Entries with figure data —
----

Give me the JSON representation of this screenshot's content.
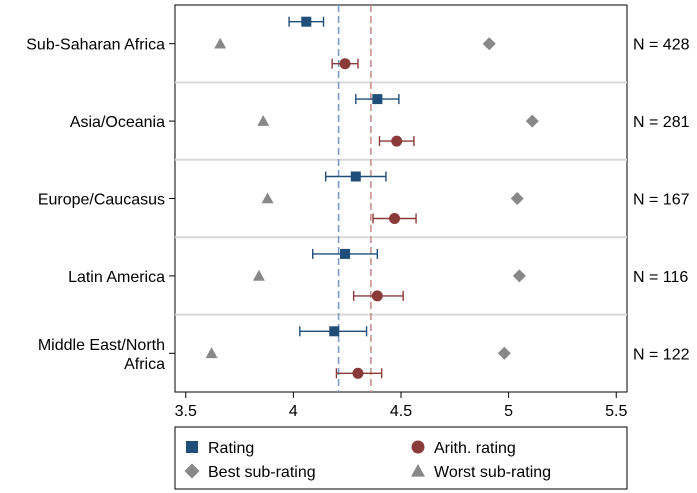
{
  "chart_data": {
    "type": "scatter",
    "title": "",
    "xlabel": "",
    "ylabel": "",
    "xlim": [
      3.45,
      5.55
    ],
    "xticks": [
      3.5,
      4,
      4.5,
      5,
      5.5
    ],
    "xtick_labels": [
      "3.5",
      "4",
      "4.5",
      "5",
      "5.5"
    ],
    "grid": "horizontal separators between groups",
    "reference_lines": [
      {
        "x": 4.21,
        "color": "#7a9cc6",
        "style": "dashed"
      },
      {
        "x": 4.36,
        "color": "#c9918f",
        "style": "dashed"
      }
    ],
    "categories": [
      {
        "label_lines": [
          "Sub-Saharan Africa"
        ],
        "n_label": "N = 428"
      },
      {
        "label_lines": [
          "Asia/Oceania"
        ],
        "n_label": "N = 281"
      },
      {
        "label_lines": [
          "Europe/Caucasus"
        ],
        "n_label": "N = 167"
      },
      {
        "label_lines": [
          "Latin America"
        ],
        "n_label": "N = 116"
      },
      {
        "label_lines": [
          "Middle East/North",
          "Africa"
        ],
        "n_label": "N = 122"
      }
    ],
    "series": [
      {
        "name": "Rating",
        "marker": "square",
        "color": "#1f4e79",
        "values": [
          4.06,
          4.39,
          4.29,
          4.24,
          4.19
        ],
        "ci_low": [
          3.98,
          4.29,
          4.15,
          4.09,
          4.03
        ],
        "ci_high": [
          4.14,
          4.49,
          4.43,
          4.39,
          4.34
        ]
      },
      {
        "name": "Arith. rating",
        "marker": "circle",
        "color": "#8b3a3a",
        "values": [
          4.24,
          4.48,
          4.47,
          4.39,
          4.3
        ],
        "ci_low": [
          4.18,
          4.4,
          4.37,
          4.28,
          4.2
        ],
        "ci_high": [
          4.3,
          4.56,
          4.57,
          4.51,
          4.41
        ]
      },
      {
        "name": "Best sub-rating",
        "marker": "diamond",
        "color": "#888888",
        "values": [
          4.91,
          5.11,
          5.04,
          5.05,
          4.98
        ]
      },
      {
        "name": "Worst sub-rating",
        "marker": "triangle",
        "color": "#888888",
        "values": [
          3.66,
          3.86,
          3.88,
          3.84,
          3.62
        ]
      }
    ],
    "legend": {
      "placement": "bottom",
      "items": [
        "Rating",
        "Arith. rating",
        "Best sub-rating",
        "Worst sub-rating"
      ]
    }
  }
}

----

Task statement —
Gather all lines from the records above in which "name" appears.

The completed task —
        "name": "Rating",
        "name": "Arith. rating",
        "name": "Best sub-rating",
        "name": "Worst sub-rating",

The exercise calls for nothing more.